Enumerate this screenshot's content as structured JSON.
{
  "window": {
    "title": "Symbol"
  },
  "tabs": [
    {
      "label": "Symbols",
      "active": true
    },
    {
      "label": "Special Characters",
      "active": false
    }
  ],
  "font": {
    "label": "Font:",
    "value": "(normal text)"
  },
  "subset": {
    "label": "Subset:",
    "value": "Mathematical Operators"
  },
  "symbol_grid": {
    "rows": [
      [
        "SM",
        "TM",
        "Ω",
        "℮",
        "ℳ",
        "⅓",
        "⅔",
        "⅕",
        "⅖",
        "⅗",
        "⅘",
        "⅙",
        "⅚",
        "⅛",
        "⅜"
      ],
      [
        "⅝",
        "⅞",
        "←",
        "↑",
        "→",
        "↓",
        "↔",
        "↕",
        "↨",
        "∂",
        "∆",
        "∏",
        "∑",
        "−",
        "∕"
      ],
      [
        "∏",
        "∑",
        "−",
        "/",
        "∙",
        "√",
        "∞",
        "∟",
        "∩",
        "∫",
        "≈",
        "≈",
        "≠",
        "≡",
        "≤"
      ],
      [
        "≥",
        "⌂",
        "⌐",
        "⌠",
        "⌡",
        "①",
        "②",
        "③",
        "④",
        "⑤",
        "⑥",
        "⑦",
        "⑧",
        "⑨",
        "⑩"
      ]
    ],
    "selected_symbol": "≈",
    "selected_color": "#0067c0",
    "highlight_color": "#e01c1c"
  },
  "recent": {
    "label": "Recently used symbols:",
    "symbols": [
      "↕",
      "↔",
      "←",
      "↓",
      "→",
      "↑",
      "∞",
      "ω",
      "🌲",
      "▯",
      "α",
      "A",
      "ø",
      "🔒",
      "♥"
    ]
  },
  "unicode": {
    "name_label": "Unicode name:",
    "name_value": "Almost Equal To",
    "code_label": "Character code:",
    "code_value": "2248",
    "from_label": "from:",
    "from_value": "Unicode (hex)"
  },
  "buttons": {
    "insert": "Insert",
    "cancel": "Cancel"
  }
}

════

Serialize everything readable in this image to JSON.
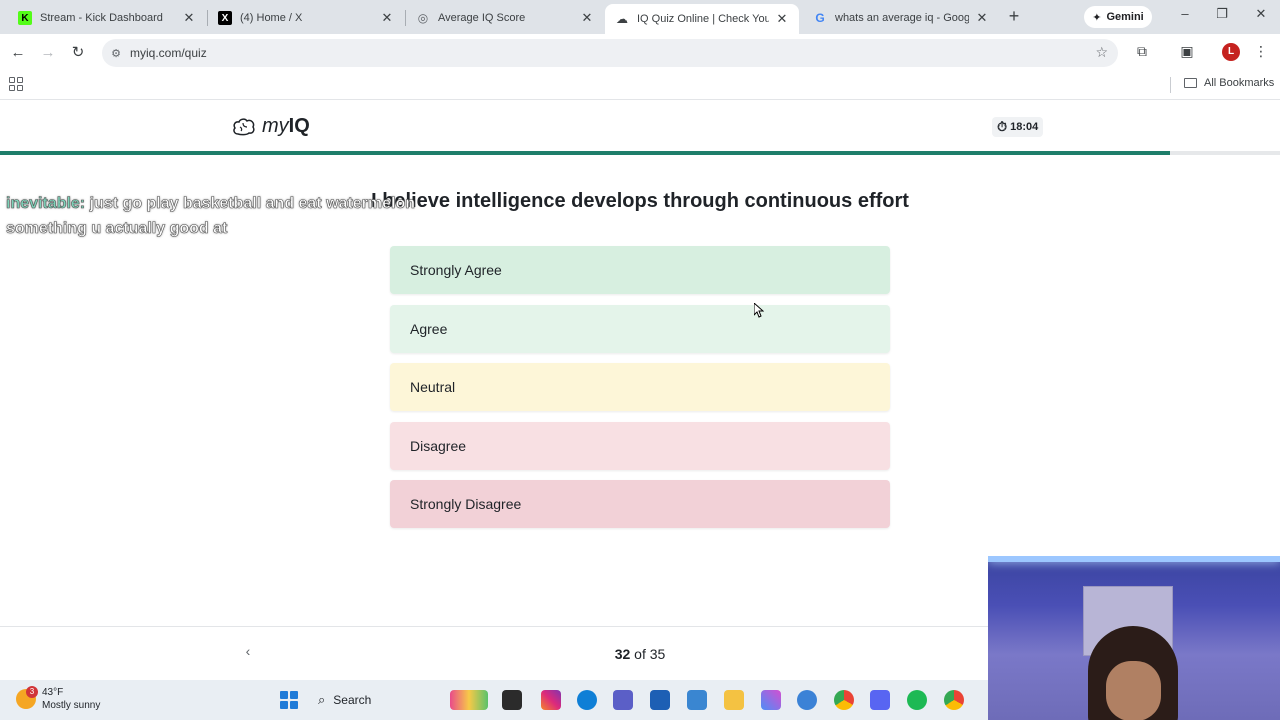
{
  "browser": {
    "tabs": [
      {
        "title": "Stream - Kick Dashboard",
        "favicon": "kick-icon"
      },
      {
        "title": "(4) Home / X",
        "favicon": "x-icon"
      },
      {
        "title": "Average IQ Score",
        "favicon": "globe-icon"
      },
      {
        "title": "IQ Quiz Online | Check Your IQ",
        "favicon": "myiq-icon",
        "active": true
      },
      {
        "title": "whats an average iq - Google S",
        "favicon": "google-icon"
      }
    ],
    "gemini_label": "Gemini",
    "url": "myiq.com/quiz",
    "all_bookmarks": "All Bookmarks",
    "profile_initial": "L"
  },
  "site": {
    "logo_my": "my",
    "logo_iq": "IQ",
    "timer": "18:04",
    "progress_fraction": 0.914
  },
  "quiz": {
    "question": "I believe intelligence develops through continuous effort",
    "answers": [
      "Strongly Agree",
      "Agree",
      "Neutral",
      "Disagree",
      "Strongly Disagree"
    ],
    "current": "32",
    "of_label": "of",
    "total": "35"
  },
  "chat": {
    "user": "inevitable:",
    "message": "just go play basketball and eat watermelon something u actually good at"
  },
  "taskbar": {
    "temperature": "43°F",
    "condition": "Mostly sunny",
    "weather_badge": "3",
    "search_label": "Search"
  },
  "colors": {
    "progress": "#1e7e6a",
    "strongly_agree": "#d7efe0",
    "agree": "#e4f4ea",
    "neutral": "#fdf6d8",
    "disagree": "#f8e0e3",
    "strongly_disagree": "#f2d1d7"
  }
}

════

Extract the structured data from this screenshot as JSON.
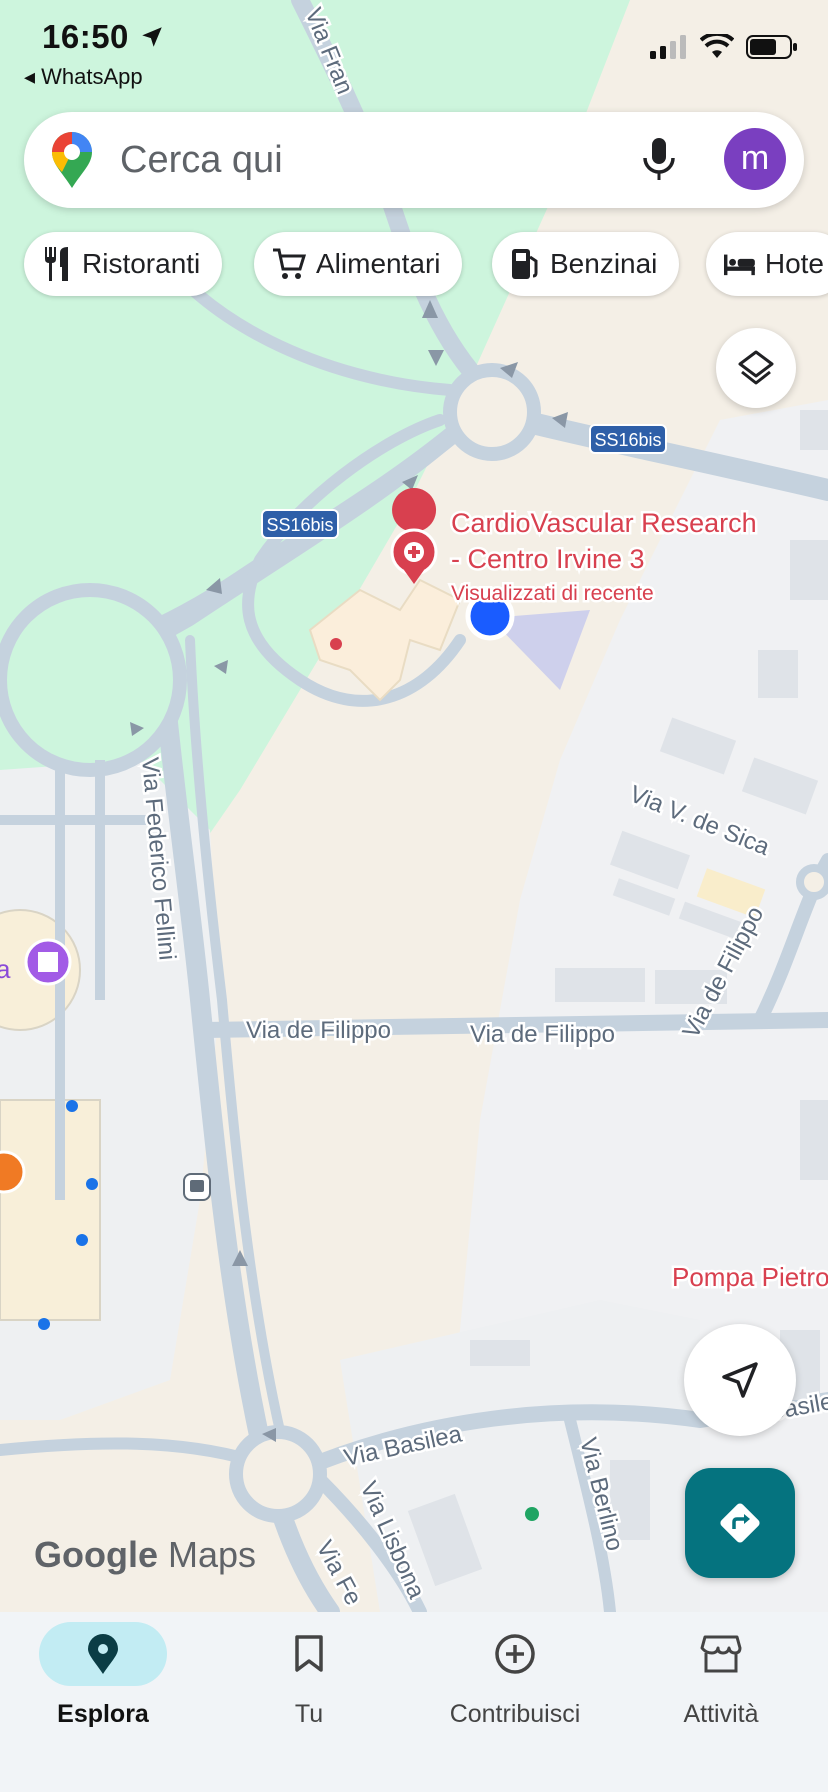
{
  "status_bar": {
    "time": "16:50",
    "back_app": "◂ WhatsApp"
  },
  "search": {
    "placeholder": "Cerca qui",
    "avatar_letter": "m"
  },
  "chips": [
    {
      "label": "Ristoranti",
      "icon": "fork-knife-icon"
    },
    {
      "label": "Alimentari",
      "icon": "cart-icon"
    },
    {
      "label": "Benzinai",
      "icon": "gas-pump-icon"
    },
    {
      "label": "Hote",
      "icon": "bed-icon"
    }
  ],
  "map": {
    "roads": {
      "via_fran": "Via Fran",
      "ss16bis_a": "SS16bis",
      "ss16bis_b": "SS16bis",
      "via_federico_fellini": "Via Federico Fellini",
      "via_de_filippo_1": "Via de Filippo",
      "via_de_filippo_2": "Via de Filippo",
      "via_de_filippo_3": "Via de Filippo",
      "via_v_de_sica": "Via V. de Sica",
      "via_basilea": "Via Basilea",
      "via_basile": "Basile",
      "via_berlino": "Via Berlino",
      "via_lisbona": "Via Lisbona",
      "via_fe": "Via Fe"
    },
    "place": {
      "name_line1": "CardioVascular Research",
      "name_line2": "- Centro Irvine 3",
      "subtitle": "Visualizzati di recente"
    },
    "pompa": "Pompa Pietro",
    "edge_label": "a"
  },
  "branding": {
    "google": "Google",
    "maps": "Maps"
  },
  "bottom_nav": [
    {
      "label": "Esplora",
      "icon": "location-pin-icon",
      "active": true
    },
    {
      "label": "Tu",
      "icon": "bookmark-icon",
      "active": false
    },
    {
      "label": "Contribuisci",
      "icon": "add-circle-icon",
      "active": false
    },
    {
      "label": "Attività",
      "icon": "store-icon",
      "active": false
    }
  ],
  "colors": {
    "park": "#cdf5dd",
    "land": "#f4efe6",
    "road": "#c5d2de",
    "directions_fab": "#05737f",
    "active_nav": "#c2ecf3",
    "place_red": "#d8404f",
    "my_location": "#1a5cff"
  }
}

════

In the listing above, count each line that holds the string "favicon". Give the number only.

The output
5